◆ **Provided records**:
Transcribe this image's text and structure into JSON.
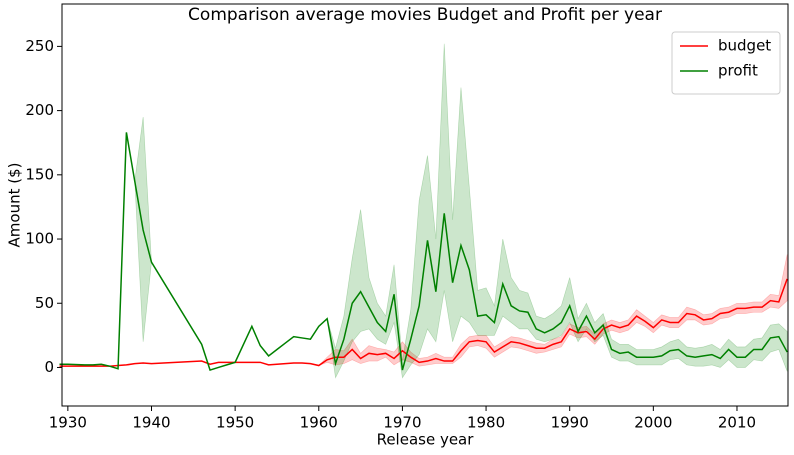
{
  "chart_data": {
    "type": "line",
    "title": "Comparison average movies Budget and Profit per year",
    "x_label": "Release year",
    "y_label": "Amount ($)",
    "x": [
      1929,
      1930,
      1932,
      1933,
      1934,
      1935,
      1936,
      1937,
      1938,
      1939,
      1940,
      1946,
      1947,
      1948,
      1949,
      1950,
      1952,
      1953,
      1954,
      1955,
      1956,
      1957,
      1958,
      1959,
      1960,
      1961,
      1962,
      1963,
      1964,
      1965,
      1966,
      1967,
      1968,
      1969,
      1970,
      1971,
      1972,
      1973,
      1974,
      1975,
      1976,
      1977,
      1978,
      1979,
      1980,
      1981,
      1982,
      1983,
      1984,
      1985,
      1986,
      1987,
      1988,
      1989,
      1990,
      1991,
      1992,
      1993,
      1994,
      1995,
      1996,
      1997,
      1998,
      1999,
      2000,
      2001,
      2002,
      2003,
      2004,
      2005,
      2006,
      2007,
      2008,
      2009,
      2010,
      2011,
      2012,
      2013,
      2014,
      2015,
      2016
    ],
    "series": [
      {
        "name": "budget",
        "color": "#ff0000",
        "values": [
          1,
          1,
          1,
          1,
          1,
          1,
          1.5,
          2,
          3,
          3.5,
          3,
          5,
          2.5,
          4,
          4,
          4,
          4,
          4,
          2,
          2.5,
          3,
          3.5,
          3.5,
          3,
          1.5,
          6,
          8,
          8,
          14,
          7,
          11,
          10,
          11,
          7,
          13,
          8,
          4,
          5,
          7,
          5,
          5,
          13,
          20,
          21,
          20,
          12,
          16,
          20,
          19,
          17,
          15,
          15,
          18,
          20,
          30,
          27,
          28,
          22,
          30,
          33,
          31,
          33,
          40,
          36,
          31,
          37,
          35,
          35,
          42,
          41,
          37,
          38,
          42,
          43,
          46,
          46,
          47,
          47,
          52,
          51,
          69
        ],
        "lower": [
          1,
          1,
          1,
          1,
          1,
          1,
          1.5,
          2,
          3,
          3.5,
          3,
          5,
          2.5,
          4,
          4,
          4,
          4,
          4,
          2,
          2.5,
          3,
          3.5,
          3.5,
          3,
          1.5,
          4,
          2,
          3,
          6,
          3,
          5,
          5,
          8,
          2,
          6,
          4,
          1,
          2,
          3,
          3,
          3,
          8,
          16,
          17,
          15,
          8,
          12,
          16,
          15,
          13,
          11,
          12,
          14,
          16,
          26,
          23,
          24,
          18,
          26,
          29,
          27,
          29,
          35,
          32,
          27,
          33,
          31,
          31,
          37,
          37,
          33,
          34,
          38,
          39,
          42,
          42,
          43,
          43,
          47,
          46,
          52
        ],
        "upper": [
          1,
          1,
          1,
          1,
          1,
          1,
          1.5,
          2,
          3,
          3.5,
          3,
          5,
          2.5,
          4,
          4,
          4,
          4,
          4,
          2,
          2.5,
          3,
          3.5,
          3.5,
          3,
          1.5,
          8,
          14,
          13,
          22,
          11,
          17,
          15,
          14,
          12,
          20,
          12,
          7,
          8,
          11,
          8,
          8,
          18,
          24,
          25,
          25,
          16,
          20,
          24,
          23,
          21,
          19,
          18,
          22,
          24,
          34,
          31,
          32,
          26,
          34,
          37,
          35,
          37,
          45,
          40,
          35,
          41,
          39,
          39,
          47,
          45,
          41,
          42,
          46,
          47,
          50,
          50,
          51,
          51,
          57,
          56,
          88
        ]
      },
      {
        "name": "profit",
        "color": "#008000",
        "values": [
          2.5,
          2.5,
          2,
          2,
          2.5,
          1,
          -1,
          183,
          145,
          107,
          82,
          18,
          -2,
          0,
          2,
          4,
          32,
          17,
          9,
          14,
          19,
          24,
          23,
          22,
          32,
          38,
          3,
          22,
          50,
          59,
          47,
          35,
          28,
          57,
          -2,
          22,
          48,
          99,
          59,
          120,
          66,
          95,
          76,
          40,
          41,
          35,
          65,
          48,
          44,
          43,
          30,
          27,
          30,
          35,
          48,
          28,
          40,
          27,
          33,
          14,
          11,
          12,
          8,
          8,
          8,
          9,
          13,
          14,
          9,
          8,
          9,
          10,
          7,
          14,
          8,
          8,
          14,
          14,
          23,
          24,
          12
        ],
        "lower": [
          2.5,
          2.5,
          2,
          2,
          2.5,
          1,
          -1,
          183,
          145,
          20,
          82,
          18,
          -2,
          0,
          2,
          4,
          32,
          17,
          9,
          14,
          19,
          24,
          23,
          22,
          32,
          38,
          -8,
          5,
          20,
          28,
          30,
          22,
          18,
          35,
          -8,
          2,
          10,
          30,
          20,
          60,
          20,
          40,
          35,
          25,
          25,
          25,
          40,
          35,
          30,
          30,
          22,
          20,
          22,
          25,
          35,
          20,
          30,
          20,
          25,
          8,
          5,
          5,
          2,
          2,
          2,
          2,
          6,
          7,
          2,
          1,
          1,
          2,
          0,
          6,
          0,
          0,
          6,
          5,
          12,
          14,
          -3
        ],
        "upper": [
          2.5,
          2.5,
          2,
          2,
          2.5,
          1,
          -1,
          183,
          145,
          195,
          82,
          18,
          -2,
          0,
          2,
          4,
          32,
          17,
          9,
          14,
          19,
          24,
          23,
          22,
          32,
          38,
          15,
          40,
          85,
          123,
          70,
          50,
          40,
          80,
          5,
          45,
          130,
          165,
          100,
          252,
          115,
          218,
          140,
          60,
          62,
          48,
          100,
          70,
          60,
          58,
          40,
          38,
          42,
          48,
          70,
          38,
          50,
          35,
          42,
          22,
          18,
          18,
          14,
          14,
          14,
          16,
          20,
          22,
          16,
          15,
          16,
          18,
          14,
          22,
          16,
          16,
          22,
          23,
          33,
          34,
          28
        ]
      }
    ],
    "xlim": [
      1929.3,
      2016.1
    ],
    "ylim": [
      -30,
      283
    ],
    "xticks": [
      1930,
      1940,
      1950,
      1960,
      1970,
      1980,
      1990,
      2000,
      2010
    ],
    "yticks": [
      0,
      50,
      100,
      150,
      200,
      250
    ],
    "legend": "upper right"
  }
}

◆ **Description of the task**: Repeat all the data as it stands, dropping any images it holds.

◆ **Answer below**:
Transcribe this image's text and structure into JSON.
{
  "chart_data": {
    "type": "line",
    "title": "Comparison average movies Budget and Profit per year",
    "x_label": "Release year",
    "y_label": "Amount ($)",
    "x": [
      1929,
      1930,
      1932,
      1933,
      1934,
      1935,
      1936,
      1937,
      1938,
      1939,
      1940,
      1946,
      1947,
      1948,
      1949,
      1950,
      1952,
      1953,
      1954,
      1955,
      1956,
      1957,
      1958,
      1959,
      1960,
      1961,
      1962,
      1963,
      1964,
      1965,
      1966,
      1967,
      1968,
      1969,
      1970,
      1971,
      1972,
      1973,
      1974,
      1975,
      1976,
      1977,
      1978,
      1979,
      1980,
      1981,
      1982,
      1983,
      1984,
      1985,
      1986,
      1987,
      1988,
      1989,
      1990,
      1991,
      1992,
      1993,
      1994,
      1995,
      1996,
      1997,
      1998,
      1999,
      2000,
      2001,
      2002,
      2003,
      2004,
      2005,
      2006,
      2007,
      2008,
      2009,
      2010,
      2011,
      2012,
      2013,
      2014,
      2015,
      2016
    ],
    "series": [
      {
        "name": "budget",
        "color": "#ff0000",
        "values": [
          1,
          1,
          1,
          1,
          1,
          1,
          1.5,
          2,
          3,
          3.5,
          3,
          5,
          2.5,
          4,
          4,
          4,
          4,
          4,
          2,
          2.5,
          3,
          3.5,
          3.5,
          3,
          1.5,
          6,
          8,
          8,
          14,
          7,
          11,
          10,
          11,
          7,
          13,
          8,
          4,
          5,
          7,
          5,
          5,
          13,
          20,
          21,
          20,
          12,
          16,
          20,
          19,
          17,
          15,
          15,
          18,
          20,
          30,
          27,
          28,
          22,
          30,
          33,
          31,
          33,
          40,
          36,
          31,
          37,
          35,
          35,
          42,
          41,
          37,
          38,
          42,
          43,
          46,
          46,
          47,
          47,
          52,
          51,
          69
        ],
        "lower": [
          1,
          1,
          1,
          1,
          1,
          1,
          1.5,
          2,
          3,
          3.5,
          3,
          5,
          2.5,
          4,
          4,
          4,
          4,
          4,
          2,
          2.5,
          3,
          3.5,
          3.5,
          3,
          1.5,
          4,
          2,
          3,
          6,
          3,
          5,
          5,
          8,
          2,
          6,
          4,
          1,
          2,
          3,
          3,
          3,
          8,
          16,
          17,
          15,
          8,
          12,
          16,
          15,
          13,
          11,
          12,
          14,
          16,
          26,
          23,
          24,
          18,
          26,
          29,
          27,
          29,
          35,
          32,
          27,
          33,
          31,
          31,
          37,
          37,
          33,
          34,
          38,
          39,
          42,
          42,
          43,
          43,
          47,
          46,
          52
        ],
        "upper": [
          1,
          1,
          1,
          1,
          1,
          1,
          1.5,
          2,
          3,
          3.5,
          3,
          5,
          2.5,
          4,
          4,
          4,
          4,
          4,
          2,
          2.5,
          3,
          3.5,
          3.5,
          3,
          1.5,
          8,
          14,
          13,
          22,
          11,
          17,
          15,
          14,
          12,
          20,
          12,
          7,
          8,
          11,
          8,
          8,
          18,
          24,
          25,
          25,
          16,
          20,
          24,
          23,
          21,
          19,
          18,
          22,
          24,
          34,
          31,
          32,
          26,
          34,
          37,
          35,
          37,
          45,
          40,
          35,
          41,
          39,
          39,
          47,
          45,
          41,
          42,
          46,
          47,
          50,
          50,
          51,
          51,
          57,
          56,
          88
        ]
      },
      {
        "name": "profit",
        "color": "#008000",
        "values": [
          2.5,
          2.5,
          2,
          2,
          2.5,
          1,
          -1,
          183,
          145,
          107,
          82,
          18,
          -2,
          0,
          2,
          4,
          32,
          17,
          9,
          14,
          19,
          24,
          23,
          22,
          32,
          38,
          3,
          22,
          50,
          59,
          47,
          35,
          28,
          57,
          -2,
          22,
          48,
          99,
          59,
          120,
          66,
          95,
          76,
          40,
          41,
          35,
          65,
          48,
          44,
          43,
          30,
          27,
          30,
          35,
          48,
          28,
          40,
          27,
          33,
          14,
          11,
          12,
          8,
          8,
          8,
          9,
          13,
          14,
          9,
          8,
          9,
          10,
          7,
          14,
          8,
          8,
          14,
          14,
          23,
          24,
          12
        ],
        "lower": [
          2.5,
          2.5,
          2,
          2,
          2.5,
          1,
          -1,
          183,
          145,
          20,
          82,
          18,
          -2,
          0,
          2,
          4,
          32,
          17,
          9,
          14,
          19,
          24,
          23,
          22,
          32,
          38,
          -8,
          5,
          20,
          28,
          30,
          22,
          18,
          35,
          -8,
          2,
          10,
          30,
          20,
          60,
          20,
          40,
          35,
          25,
          25,
          25,
          40,
          35,
          30,
          30,
          22,
          20,
          22,
          25,
          35,
          20,
          30,
          20,
          25,
          8,
          5,
          5,
          2,
          2,
          2,
          2,
          6,
          7,
          2,
          1,
          1,
          2,
          0,
          6,
          0,
          0,
          6,
          5,
          12,
          14,
          -3
        ],
        "upper": [
          2.5,
          2.5,
          2,
          2,
          2.5,
          1,
          -1,
          183,
          145,
          195,
          82,
          18,
          -2,
          0,
          2,
          4,
          32,
          17,
          9,
          14,
          19,
          24,
          23,
          22,
          32,
          38,
          15,
          40,
          85,
          123,
          70,
          50,
          40,
          80,
          5,
          45,
          130,
          165,
          100,
          252,
          115,
          218,
          140,
          60,
          62,
          48,
          100,
          70,
          60,
          58,
          40,
          38,
          42,
          48,
          70,
          38,
          50,
          35,
          42,
          22,
          18,
          18,
          14,
          14,
          14,
          16,
          20,
          22,
          16,
          15,
          16,
          18,
          14,
          22,
          16,
          16,
          22,
          23,
          33,
          34,
          28
        ]
      }
    ],
    "xlim": [
      1929.3,
      2016.1
    ],
    "ylim": [
      -30,
      283
    ],
    "xticks": [
      1930,
      1940,
      1950,
      1960,
      1970,
      1980,
      1990,
      2000,
      2010
    ],
    "yticks": [
      0,
      50,
      100,
      150,
      200,
      250
    ],
    "legend": "upper right"
  }
}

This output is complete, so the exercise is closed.